*Set task*:
Write every line of the material out exactly as shown.

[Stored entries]

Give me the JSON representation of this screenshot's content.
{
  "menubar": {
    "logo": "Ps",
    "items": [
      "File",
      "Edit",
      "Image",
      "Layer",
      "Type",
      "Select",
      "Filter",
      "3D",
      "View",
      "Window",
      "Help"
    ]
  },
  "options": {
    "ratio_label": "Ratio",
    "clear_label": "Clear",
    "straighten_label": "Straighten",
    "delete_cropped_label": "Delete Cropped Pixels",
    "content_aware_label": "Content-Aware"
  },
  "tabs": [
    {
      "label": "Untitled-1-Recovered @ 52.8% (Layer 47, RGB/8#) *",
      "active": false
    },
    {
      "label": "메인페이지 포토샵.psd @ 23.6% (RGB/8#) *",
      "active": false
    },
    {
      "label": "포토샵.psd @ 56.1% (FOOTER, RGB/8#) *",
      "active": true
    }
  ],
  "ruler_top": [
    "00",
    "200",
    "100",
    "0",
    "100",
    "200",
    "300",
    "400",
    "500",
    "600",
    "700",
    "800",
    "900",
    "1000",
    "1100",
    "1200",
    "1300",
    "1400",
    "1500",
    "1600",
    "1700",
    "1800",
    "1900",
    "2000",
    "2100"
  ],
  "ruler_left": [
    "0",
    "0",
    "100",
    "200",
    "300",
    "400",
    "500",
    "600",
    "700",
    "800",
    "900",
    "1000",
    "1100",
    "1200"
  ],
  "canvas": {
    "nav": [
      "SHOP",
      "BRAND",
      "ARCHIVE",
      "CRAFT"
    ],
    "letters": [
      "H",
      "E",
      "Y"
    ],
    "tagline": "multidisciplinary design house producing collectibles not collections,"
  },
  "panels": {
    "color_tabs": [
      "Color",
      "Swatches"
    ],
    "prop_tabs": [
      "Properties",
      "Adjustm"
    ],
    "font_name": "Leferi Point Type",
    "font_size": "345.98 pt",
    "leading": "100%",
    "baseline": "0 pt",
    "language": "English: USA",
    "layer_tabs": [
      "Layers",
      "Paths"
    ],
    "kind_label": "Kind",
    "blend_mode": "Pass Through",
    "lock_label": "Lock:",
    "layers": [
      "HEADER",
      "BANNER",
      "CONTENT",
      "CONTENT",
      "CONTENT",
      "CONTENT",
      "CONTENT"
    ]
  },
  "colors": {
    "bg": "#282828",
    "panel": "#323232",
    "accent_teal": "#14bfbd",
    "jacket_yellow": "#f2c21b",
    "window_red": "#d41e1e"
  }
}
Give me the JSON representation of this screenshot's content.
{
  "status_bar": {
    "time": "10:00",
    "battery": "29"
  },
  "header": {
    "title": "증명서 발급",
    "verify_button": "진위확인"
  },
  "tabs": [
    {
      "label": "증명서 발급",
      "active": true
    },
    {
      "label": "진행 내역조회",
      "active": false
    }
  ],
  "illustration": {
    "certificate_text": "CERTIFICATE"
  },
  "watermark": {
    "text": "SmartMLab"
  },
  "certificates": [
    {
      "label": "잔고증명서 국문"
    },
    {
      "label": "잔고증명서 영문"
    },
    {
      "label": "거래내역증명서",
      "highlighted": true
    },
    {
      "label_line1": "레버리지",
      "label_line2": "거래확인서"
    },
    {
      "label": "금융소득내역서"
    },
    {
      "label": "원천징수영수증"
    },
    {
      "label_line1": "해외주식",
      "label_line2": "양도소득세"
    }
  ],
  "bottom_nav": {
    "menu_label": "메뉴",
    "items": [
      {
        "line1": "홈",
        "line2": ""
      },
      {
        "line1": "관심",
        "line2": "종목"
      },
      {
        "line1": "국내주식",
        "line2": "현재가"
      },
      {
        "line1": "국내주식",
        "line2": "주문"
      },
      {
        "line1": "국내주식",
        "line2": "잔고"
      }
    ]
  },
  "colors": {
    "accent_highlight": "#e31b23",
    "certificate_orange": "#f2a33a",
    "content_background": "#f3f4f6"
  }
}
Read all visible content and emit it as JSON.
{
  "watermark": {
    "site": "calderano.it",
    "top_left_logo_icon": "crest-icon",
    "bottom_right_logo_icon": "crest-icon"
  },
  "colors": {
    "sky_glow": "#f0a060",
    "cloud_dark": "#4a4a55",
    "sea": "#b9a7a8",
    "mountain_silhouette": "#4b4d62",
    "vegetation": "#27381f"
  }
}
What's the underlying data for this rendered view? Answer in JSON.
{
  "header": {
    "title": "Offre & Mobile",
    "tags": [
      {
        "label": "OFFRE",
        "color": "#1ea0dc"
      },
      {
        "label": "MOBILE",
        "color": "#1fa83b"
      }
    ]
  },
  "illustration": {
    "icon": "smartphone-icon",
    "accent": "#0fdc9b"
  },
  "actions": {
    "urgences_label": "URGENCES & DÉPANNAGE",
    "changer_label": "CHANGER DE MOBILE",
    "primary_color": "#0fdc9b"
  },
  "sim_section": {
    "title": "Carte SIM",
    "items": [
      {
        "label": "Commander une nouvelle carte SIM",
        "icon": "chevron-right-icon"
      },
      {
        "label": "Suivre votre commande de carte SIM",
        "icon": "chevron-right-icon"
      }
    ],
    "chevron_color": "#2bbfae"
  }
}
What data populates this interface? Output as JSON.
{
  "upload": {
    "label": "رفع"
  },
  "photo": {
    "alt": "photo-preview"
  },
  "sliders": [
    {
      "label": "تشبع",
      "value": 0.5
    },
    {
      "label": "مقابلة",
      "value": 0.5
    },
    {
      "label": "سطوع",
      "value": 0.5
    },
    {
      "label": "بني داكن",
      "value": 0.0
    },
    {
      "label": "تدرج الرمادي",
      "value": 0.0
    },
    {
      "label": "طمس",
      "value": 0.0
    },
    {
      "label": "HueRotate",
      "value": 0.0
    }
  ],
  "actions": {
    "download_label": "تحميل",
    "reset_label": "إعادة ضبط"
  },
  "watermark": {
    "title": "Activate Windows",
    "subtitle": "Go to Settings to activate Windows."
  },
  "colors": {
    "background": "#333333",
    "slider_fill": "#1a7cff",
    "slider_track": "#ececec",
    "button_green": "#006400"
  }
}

*Completed exercise*:
Give me the JSON representation of this screenshot's content.
{
  "menubar": {
    "logo": "Ps",
    "items": [
      "File",
      "Edit",
      "Image",
      "Layer",
      "Type",
      "Select",
      "Filter",
      "3D",
      "View",
      "Window",
      "Help"
    ]
  },
  "options": {
    "ratio_label": "Ratio",
    "clear_label": "Clear",
    "straighten_label": "Straighten",
    "delete_cropped_label": "Delete Cropped Pixels",
    "content_aware_label": "Content-Aware"
  },
  "tabs": [
    {
      "label": "Untitled-1-Recovered @ 52.8% (Layer 47, RGB/8#) *",
      "active": false
    },
    {
      "label": "메인페이지 포토샵.psd @ 23.6% (RGB/8#) *",
      "active": false
    },
    {
      "label": "포토샵.psd @ 56.1% (FOOTER, RGB/8#) *",
      "active": true
    }
  ],
  "ruler_top": [
    "00",
    "200",
    "100",
    "0",
    "100",
    "200",
    "300",
    "400",
    "500",
    "600",
    "700",
    "800",
    "900",
    "1000",
    "1100",
    "1200",
    "1300",
    "1400",
    "1500",
    "1600",
    "1700",
    "1800",
    "1900",
    "2000",
    "2100"
  ],
  "ruler_left": [
    "0",
    "0",
    "100",
    "200",
    "300",
    "400",
    "500",
    "600",
    "700",
    "800",
    "900",
    "1000",
    "1100",
    "1200"
  ],
  "canvas": {
    "nav": [
      "SHOP",
      "BRAND",
      "ARCHIVE",
      "CRAFT"
    ],
    "letters": [
      "H",
      "E",
      "Y"
    ],
    "tagline": "multidisciplinary design house producing collectibles not collections,"
  },
  "panels": {
    "color_tabs": [
      "Color",
      "Swatches"
    ],
    "prop_tabs": [
      "Properties",
      "Adjustm"
    ],
    "font_name": "Leferi Point Type",
    "font_size": "345.98 pt",
    "leading": "100%",
    "baseline": "0 pt",
    "language": "English: USA",
    "layer_tabs": [
      "Layers",
      "Paths"
    ],
    "kind_label": "Kind",
    "blend_mode": "Pass Through",
    "lock_label": "Lock:",
    "layers": [
      "HEADER",
      "BANNER",
      "CONTENT",
      "CONTENT",
      "CONTENT",
      "CONTENT",
      "CONTENT"
    ]
  },
  "colors": {
    "bg": "#282828",
    "panel": "#323232",
    "accent_teal": "#14bfbd",
    "jacket_yellow": "#f2c21b",
    "window_red": "#d41e1e"
  }
}
Give me the JSON representation of this screenshot's content.
{
  "status_bar": {
    "time": "10:00",
    "battery": "29"
  },
  "header": {
    "title": "증명서 발급",
    "verify_button": "진위확인"
  },
  "tabs": [
    {
      "label": "증명서 발급",
      "active": true
    },
    {
      "label": "진행 내역조회",
      "active": false
    }
  ],
  "illustration": {
    "certificate_text": "CERTIFICATE"
  },
  "watermark": {
    "text": "SmartMLab"
  },
  "certificates": [
    {
      "label": "잔고증명서 국문"
    },
    {
      "label": "잔고증명서 영문"
    },
    {
      "label": "거래내역증명서",
      "highlighted": true
    },
    {
      "label_line1": "레버리지",
      "label_line2": "거래확인서"
    },
    {
      "label": "금융소득내역서"
    },
    {
      "label": "원천징수영수증"
    },
    {
      "label_line1": "해외주식",
      "label_line2": "양도소득세"
    }
  ],
  "bottom_nav": {
    "menu_label": "메뉴",
    "items": [
      {
        "line1": "홈",
        "line2": ""
      },
      {
        "line1": "관심",
        "line2": "종목"
      },
      {
        "line1": "국내주식",
        "line2": "현재가"
      },
      {
        "line1": "국내주식",
        "line2": "주문"
      },
      {
        "line1": "국내주식",
        "line2": "잔고"
      }
    ]
  },
  "colors": {
    "accent_highlight": "#e31b23",
    "certificate_orange": "#f2a33a",
    "content_background": "#f3f4f6"
  }
}
Read all visible content and emit it as JSON.
{
  "watermark": {
    "site": "calderano.it",
    "top_left_logo_icon": "crest-icon",
    "bottom_right_logo_icon": "crest-icon"
  },
  "colors": {
    "sky_glow": "#f0a060",
    "cloud_dark": "#4a4a55",
    "sea": "#b9a7a8",
    "mountain_silhouette": "#4b4d62",
    "vegetation": "#27381f"
  }
}
What's the underlying data for this rendered view? Answer in JSON.
{
  "header": {
    "title": "Offre & Mobile",
    "tags": [
      {
        "label": "OFFRE",
        "color": "#1ea0dc"
      },
      {
        "label": "MOBILE",
        "color": "#1fa83b"
      }
    ]
  },
  "illustration": {
    "icon": "smartphone-icon",
    "accent": "#0fdc9b"
  },
  "actions": {
    "urgences_label": "URGENCES & DÉPANNAGE",
    "changer_label": "CHANGER DE MOBILE",
    "primary_color": "#0fdc9b"
  },
  "sim_section": {
    "title": "Carte SIM",
    "items": [
      {
        "label": "Commander une nouvelle carte SIM",
        "icon": "chevron-right-icon"
      },
      {
        "label": "Suivre votre commande de carte SIM",
        "icon": "chevron-right-icon"
      }
    ],
    "chevron_color": "#2bbfae"
  }
}
What data populates this interface? Output as JSON.
{
  "upload": {
    "label": "رفع"
  },
  "photo": {
    "alt": "photo-preview"
  },
  "sliders": [
    {
      "label": "تشبع",
      "value": 0.5
    },
    {
      "label": "مقابلة",
      "value": 0.5
    },
    {
      "label": "سطوع",
      "value": 0.5
    },
    {
      "label": "بني داكن",
      "value": 0.0
    },
    {
      "label": "تدرج الرمادي",
      "value": 0.0
    },
    {
      "label": "طمس",
      "value": 0.0
    },
    {
      "label": "HueRotate",
      "value": 0.0
    }
  ],
  "actions": {
    "download_label": "تحميل",
    "reset_label": "إعادة ضبط"
  },
  "watermark": {
    "title": "Activate Windows",
    "subtitle": "Go to Settings to activate Windows."
  },
  "colors": {
    "background": "#333333",
    "slider_fill": "#1a7cff",
    "slider_track": "#ececec",
    "button_green": "#006400"
  }
}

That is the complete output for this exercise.